> _WHAT TO PRODUCE_
Copy the lines below word for word, keeping every character as it appears.

> _PROVIDED RECORDS_
+++

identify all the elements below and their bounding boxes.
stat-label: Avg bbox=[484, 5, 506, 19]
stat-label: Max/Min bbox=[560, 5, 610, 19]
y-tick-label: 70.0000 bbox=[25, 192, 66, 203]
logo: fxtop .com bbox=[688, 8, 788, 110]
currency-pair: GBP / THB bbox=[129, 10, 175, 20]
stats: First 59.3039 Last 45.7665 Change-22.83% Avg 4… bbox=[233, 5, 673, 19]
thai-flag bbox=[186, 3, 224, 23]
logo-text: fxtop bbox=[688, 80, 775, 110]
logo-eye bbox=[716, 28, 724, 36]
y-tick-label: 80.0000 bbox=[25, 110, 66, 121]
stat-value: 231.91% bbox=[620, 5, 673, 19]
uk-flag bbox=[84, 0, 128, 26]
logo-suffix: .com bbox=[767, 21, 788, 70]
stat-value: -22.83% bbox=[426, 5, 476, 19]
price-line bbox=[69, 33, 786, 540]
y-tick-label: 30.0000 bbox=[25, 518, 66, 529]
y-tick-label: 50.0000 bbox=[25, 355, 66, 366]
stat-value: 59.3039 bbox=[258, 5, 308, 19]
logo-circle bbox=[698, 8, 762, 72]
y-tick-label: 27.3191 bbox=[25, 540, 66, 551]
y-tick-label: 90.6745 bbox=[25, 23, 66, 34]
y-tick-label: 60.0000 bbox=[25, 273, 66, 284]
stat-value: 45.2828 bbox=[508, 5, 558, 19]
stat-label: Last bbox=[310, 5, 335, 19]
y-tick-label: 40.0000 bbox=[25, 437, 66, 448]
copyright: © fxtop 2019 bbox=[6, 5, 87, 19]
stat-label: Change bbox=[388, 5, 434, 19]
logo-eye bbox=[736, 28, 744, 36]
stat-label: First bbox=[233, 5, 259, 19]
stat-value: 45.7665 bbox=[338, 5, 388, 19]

+++

> _WRITTEN REPLY_
identify all the elements below and their bounding boxes.
stat-label: Avg bbox=[484, 5, 506, 19]
stat-label: Max/Min bbox=[560, 5, 610, 19]
y-tick-label: 70.0000 bbox=[25, 192, 66, 203]
logo: fxtop .com bbox=[688, 8, 788, 110]
currency-pair: GBP / THB bbox=[129, 10, 175, 20]
stats: First 59.3039 Last 45.7665 Change-22.83% Avg 4… bbox=[233, 5, 673, 19]
thai-flag bbox=[186, 3, 224, 23]
logo-text: fxtop bbox=[688, 80, 775, 110]
logo-eye bbox=[716, 28, 724, 36]
y-tick-label: 80.0000 bbox=[25, 110, 66, 121]
stat-value: 231.91% bbox=[620, 5, 673, 19]
uk-flag bbox=[84, 0, 128, 26]
logo-suffix: .com bbox=[767, 21, 788, 70]
stat-value: -22.83% bbox=[426, 5, 476, 19]
price-line bbox=[69, 33, 786, 540]
y-tick-label: 30.0000 bbox=[25, 518, 66, 529]
y-tick-label: 50.0000 bbox=[25, 355, 66, 366]
stat-value: 59.3039 bbox=[258, 5, 308, 19]
logo-circle bbox=[698, 8, 762, 72]
y-tick-label: 27.3191 bbox=[25, 540, 66, 551]
y-tick-label: 90.6745 bbox=[25, 23, 66, 34]
y-tick-label: 60.0000 bbox=[25, 273, 66, 284]
stat-value: 45.2828 bbox=[508, 5, 558, 19]
stat-label: Last bbox=[310, 5, 335, 19]
y-tick-label: 40.0000 bbox=[25, 437, 66, 448]
copyright: © fxtop 2019 bbox=[6, 5, 87, 19]
stat-label: Change bbox=[388, 5, 434, 19]
logo-eye bbox=[736, 28, 744, 36]
stat-label: First bbox=[233, 5, 259, 19]
stat-value: 45.7665 bbox=[338, 5, 388, 19]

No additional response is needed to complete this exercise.